## WHAT YOU HAVE TO DO
Update the material below by changing every "interactable" to "clickable" and leaving everything else as it is. Omit the picture from your answer.
┌─ SUPPLIED MATERIAL
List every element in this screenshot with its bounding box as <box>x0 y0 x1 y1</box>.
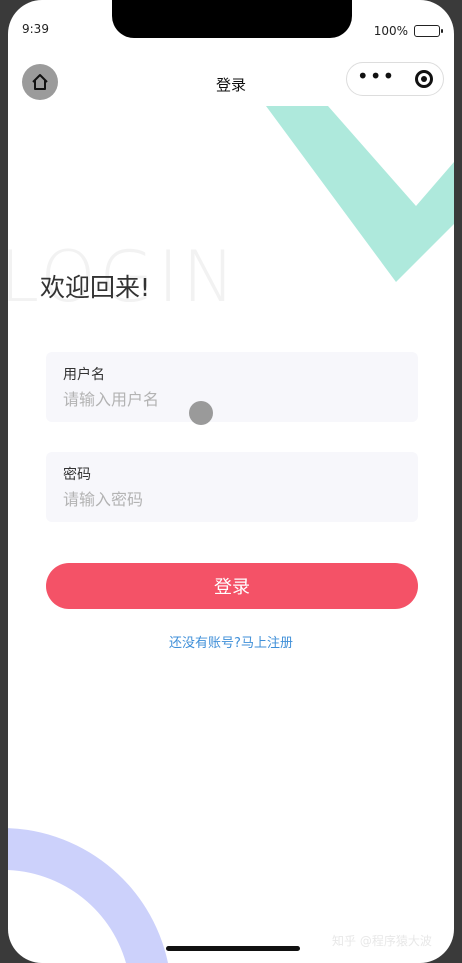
username-field: 用户名 <box>46 352 418 422</box>
mini-program-close-icon[interactable] <box>415 70 434 88</box>
teal-chevron-decoration <box>266 106 454 282</box>
register-link[interactable]: 还没有账号?马上注册 <box>8 632 454 651</box>
phone-screen: 9:39 100% 登录 ••• LOGIN 欢迎回来! 用户名 密码 登录 还… <box>8 0 454 963</box>
mini-program-capsule: ••• <box>346 62 444 96</box>
notch <box>112 0 352 38</box>
battery-icon <box>414 25 443 37</box>
login-button[interactable]: 登录 <box>46 563 418 609</box>
username-label: 用户名 <box>63 367 105 383</box>
password-input[interactable] <box>63 490 393 509</box>
more-dots-icon[interactable]: ••• <box>357 66 395 86</box>
password-field: 密码 <box>46 452 418 522</box>
home-indicator <box>166 946 300 951</box>
touch-indicator <box>189 401 213 425</box>
password-label: 密码 <box>63 467 91 483</box>
username-input[interactable] <box>63 390 393 409</box>
welcome-heading: 欢迎回来! <box>40 273 151 302</box>
lavender-arc-decoration <box>8 828 168 963</box>
battery-percent: 100% <box>373 24 408 38</box>
status-right: 100% <box>373 24 443 38</box>
watermark: 知乎 @程序猿大波 <box>332 934 432 948</box>
status-time: 9:39 <box>22 22 49 36</box>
└─
## ANSWER TO THIS EXERCISE
List every element in this screenshot with its bounding box as <box>x0 y0 x1 y1</box>.
username-field: 用户名 <box>46 352 418 422</box>
mini-program-close-icon[clickable] <box>415 70 434 88</box>
teal-chevron-decoration <box>266 106 454 282</box>
register-link[clickable]: 还没有账号?马上注册 <box>8 632 454 651</box>
phone-screen: 9:39 100% 登录 ••• LOGIN 欢迎回来! 用户名 密码 登录 还… <box>8 0 454 963</box>
mini-program-capsule: ••• <box>346 62 444 96</box>
notch <box>112 0 352 38</box>
battery-icon <box>414 25 443 37</box>
login-button[clickable]: 登录 <box>46 563 418 609</box>
username-label: 用户名 <box>63 367 105 383</box>
password-input[clickable] <box>63 490 393 509</box>
more-dots-icon[clickable]: ••• <box>357 66 395 86</box>
password-field: 密码 <box>46 452 418 522</box>
home-indicator <box>166 946 300 951</box>
touch-indicator <box>189 401 213 425</box>
password-label: 密码 <box>63 467 91 483</box>
username-input[clickable] <box>63 390 393 409</box>
welcome-heading: 欢迎回来! <box>40 273 151 302</box>
lavender-arc-decoration <box>8 828 168 963</box>
battery-percent: 100% <box>373 24 408 38</box>
status-right: 100% <box>373 24 443 38</box>
watermark: 知乎 @程序猿大波 <box>332 934 432 948</box>
status-time: 9:39 <box>22 22 49 36</box>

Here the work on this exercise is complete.